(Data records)
>>>

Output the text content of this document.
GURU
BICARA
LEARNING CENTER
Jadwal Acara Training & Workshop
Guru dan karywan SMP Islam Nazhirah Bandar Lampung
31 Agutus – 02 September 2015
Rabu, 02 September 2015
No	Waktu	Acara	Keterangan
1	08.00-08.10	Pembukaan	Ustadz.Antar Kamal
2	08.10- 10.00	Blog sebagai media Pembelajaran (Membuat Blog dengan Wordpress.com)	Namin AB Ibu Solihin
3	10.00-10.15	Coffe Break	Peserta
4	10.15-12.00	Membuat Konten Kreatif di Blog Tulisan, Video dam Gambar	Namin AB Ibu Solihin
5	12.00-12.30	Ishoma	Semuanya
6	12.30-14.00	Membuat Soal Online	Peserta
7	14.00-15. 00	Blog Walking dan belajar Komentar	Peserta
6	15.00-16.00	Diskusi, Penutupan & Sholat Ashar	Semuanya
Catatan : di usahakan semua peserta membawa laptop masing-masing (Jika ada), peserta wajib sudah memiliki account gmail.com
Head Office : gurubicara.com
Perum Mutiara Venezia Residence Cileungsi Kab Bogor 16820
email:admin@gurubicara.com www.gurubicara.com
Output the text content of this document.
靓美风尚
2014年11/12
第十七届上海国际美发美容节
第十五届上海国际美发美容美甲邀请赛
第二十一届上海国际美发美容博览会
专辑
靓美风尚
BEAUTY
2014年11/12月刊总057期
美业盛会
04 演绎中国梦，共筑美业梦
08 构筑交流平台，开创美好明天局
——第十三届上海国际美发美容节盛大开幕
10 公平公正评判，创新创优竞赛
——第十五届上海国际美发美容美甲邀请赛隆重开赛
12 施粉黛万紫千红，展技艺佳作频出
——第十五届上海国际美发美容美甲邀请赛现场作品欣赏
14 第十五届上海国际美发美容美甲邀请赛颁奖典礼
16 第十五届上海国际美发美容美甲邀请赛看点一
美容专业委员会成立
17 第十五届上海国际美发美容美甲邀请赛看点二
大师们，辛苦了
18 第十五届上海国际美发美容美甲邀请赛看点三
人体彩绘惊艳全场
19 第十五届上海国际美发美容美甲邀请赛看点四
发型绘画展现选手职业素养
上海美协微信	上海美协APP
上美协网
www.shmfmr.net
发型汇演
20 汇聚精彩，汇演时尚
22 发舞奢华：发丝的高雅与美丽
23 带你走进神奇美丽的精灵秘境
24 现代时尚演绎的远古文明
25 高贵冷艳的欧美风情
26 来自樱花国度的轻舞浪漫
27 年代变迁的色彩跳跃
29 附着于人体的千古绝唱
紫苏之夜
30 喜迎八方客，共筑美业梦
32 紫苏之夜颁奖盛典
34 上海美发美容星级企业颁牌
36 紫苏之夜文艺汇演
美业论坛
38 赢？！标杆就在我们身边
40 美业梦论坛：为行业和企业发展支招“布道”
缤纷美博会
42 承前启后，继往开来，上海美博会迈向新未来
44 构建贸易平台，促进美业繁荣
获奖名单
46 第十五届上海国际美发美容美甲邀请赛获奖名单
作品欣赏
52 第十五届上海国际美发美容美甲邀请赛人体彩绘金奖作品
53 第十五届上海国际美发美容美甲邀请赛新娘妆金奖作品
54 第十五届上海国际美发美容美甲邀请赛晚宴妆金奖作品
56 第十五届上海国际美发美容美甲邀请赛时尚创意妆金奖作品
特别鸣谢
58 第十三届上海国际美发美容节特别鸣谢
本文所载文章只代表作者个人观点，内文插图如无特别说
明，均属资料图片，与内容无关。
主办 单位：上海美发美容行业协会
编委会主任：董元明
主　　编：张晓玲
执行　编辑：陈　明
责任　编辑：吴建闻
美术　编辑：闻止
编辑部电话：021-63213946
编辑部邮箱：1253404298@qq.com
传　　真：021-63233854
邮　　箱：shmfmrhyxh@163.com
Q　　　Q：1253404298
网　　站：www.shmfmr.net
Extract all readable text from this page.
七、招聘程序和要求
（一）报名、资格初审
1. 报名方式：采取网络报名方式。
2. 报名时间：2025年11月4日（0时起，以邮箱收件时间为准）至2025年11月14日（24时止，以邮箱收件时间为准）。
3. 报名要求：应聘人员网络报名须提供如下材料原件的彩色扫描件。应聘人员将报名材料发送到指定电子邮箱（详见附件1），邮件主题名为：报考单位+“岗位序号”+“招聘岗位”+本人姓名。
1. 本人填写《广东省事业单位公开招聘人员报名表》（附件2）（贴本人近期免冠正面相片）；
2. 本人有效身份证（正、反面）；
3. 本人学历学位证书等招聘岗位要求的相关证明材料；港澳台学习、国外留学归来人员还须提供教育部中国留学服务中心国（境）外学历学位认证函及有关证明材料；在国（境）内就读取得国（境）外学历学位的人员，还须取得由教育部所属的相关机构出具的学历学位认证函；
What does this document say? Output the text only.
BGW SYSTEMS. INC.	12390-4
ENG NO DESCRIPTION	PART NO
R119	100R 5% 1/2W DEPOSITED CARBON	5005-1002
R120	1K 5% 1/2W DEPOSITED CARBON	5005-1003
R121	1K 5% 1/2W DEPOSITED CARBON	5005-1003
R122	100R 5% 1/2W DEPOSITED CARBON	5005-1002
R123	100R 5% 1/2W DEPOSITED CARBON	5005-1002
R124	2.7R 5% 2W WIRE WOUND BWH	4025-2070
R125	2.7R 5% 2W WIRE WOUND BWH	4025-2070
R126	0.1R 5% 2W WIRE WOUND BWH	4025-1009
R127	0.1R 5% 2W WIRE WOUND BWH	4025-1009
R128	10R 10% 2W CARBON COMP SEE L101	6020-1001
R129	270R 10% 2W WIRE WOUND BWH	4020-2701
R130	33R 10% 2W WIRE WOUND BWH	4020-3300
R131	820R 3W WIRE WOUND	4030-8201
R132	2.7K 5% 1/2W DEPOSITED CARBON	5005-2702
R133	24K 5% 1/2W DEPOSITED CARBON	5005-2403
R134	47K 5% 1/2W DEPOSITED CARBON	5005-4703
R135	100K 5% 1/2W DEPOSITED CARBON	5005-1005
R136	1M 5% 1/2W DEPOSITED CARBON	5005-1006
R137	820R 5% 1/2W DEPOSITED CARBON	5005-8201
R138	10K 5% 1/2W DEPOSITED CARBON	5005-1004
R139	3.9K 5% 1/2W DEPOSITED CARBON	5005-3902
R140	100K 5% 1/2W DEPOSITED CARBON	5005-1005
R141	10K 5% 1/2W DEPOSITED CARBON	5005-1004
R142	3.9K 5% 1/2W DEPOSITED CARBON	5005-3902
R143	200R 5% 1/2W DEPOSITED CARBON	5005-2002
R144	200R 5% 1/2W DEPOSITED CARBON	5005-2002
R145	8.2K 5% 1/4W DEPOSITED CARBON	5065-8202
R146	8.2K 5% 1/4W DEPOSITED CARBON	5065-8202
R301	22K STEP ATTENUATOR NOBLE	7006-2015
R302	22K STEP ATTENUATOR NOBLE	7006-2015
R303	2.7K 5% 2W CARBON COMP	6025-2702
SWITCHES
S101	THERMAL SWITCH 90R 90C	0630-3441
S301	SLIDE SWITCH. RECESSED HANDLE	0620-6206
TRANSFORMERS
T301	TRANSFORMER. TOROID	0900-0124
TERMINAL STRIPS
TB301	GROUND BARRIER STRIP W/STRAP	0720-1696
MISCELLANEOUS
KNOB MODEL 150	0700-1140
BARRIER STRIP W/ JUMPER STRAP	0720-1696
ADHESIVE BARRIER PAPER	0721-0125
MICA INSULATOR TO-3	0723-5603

<<<

# BRIEF
Tally how many lines of the material contain the word "BARRIER". The answer must be the number and nothing else.

# REPLY TO THE EXERCISE
3